Challenges:
**A)** In the commentary on putting sin to death, extract the part between "When one looks" and "in verse 8.", inclusive.
**B)** According to the commentary on putting sin to death, what does the doctrine of mortification mean?
**C)** Shorten the paragraph of the commentary on putting sin to death that starts with "Before we begin" and keep its main facts.

===== Selection

Put to death therefore what is earthly in you: sexual immorality, impurity, passion, evil desire, and covetousness, which is idolatry.
Ah! The doctrine of mortification (the putting to death of sin) now there’s something you don’t hear much of these days and yet Paul’s charge to the church in Colossae is “put to death.”
When one looks at society today one can clearly see a ‘spirit of excess’ which is why this verse is so relevant today. In this verse Paul gives us a list of sins, of which, we are to put to death or to kill. He will give us another list in verse 8.
Before we begin I would like us to understand one thing, that Paul is writing under the inspiration of the Holy Spirit and in doing so both he and God clearly believed that a Christian can exercise control over their desires and that they do not have to be defeated by them.
Paul does not say that we should portray an outward appearance of putting to death these sins or that we keep trying to suppress them but rather Paul believes, as does God, that the desires of these sins can be put to death.

==========
===== Dataset content

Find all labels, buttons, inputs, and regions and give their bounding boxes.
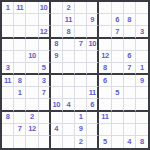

==========

Solutions to the problems:
**A)**
When one looks at society today one can clearly see a ‘spirit of excess’ which is why this verse is so relevant today. In this verse Paul gives us a list of sins, of which, we are to put to death or to kill. He will give us another list in verse 8.

**B)** The putting to death of sin.

**C)** Paul wrote under the Holy Spirit's inspiration, and both he and God believed that Christians can control their desires and need not be defeated by them.